Every line below must be reproduced exactly. Copy them all.

Entries taken from a collection
==================================================

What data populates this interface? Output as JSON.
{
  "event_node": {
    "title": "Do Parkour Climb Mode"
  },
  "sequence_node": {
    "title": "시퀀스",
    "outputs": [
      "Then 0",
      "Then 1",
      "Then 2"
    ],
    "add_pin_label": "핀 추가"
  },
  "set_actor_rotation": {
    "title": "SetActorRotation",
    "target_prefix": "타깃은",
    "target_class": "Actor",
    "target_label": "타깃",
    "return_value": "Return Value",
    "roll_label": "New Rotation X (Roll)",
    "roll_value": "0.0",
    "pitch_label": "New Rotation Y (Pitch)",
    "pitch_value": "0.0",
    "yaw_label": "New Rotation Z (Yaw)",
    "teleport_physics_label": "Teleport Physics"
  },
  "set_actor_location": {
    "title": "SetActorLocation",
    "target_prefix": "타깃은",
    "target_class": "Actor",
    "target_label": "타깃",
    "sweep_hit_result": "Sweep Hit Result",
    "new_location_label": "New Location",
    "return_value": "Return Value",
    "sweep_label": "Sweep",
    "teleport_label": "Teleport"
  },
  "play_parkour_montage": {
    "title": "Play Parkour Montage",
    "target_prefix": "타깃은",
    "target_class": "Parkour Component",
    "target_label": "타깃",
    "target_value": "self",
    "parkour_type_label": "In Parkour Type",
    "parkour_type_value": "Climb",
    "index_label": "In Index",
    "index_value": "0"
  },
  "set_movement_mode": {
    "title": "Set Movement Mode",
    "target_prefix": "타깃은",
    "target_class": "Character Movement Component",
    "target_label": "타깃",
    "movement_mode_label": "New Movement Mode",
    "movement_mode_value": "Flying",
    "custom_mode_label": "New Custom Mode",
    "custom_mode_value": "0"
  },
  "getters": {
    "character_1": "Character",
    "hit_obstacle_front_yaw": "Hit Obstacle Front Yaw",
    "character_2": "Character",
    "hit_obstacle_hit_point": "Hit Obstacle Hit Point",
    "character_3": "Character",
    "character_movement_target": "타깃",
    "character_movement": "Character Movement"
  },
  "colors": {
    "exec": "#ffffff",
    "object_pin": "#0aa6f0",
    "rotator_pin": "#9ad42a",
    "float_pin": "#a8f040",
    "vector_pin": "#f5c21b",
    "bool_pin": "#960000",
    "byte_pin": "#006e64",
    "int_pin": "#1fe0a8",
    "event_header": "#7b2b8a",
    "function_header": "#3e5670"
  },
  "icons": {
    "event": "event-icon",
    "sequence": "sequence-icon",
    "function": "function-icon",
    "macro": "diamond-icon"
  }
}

==================================================

* **Response below**:
What data populates this interface? Output as JSON.
{
  "event_node": {
    "title": "Do Parkour Climb Mode"
  },
  "sequence_node": {
    "title": "시퀀스",
    "outputs": [
      "Then 0",
      "Then 1",
      "Then 2"
    ],
    "add_pin_label": "핀 추가"
  },
  "set_actor_rotation": {
    "title": "SetActorRotation",
    "target_prefix": "타깃은",
    "target_class": "Actor",
    "target_label": "타깃",
    "return_value": "Return Value",
    "roll_label": "New Rotation X (Roll)",
    "roll_value": "0.0",
    "pitch_label": "New Rotation Y (Pitch)",
    "pitch_value": "0.0",
    "yaw_label": "New Rotation Z (Yaw)",
    "teleport_physics_label": "Teleport Physics"
  },
  "set_actor_location": {
    "title": "SetActorLocation",
    "target_prefix": "타깃은",
    "target_class": "Actor",
    "target_label": "타깃",
    "sweep_hit_result": "Sweep Hit Result",
    "new_location_label": "New Location",
    "return_value": "Return Value",
    "sweep_label": "Sweep",
    "teleport_label": "Teleport"
  },
  "play_parkour_montage": {
    "title": "Play Parkour Montage",
    "target_prefix": "타깃은",
    "target_class": "Parkour Component",
    "target_label": "타깃",
    "target_value": "self",
    "parkour_type_label": "In Parkour Type",
    "parkour_type_value": "Climb",
    "index_label": "In Index",
    "index_value": "0"
  },
  "set_movement_mode": {
    "title": "Set Movement Mode",
    "target_prefix": "타깃은",
    "target_class": "Character Movement Component",
    "target_label": "타깃",
    "movement_mode_label": "New Movement Mode",
    "movement_mode_value": "Flying",
    "custom_mode_label": "New Custom Mode",
    "custom_mode_value": "0"
  },
  "getters": {
    "character_1": "Character",
    "hit_obstacle_front_yaw": "Hit Obstacle Front Yaw",
    "character_2": "Character",
    "hit_obstacle_hit_point": "Hit Obstacle Hit Point",
    "character_3": "Character",
    "character_movement_target": "타깃",
    "character_movement": "Character Movement"
  },
  "colors": {
    "exec": "#ffffff",
    "object_pin": "#0aa6f0",
    "rotator_pin": "#9ad42a",
    "float_pin": "#a8f040",
    "vector_pin": "#f5c21b",
    "bool_pin": "#960000",
    "byte_pin": "#006e64",
    "int_pin": "#1fe0a8",
    "event_header": "#7b2b8a",
    "function_header": "#3e5670"
  },
  "icons": {
    "event": "event-icon",
    "sequence": "sequence-icon",
    "function": "function-icon",
    "macro": "diamond-icon"
  }
}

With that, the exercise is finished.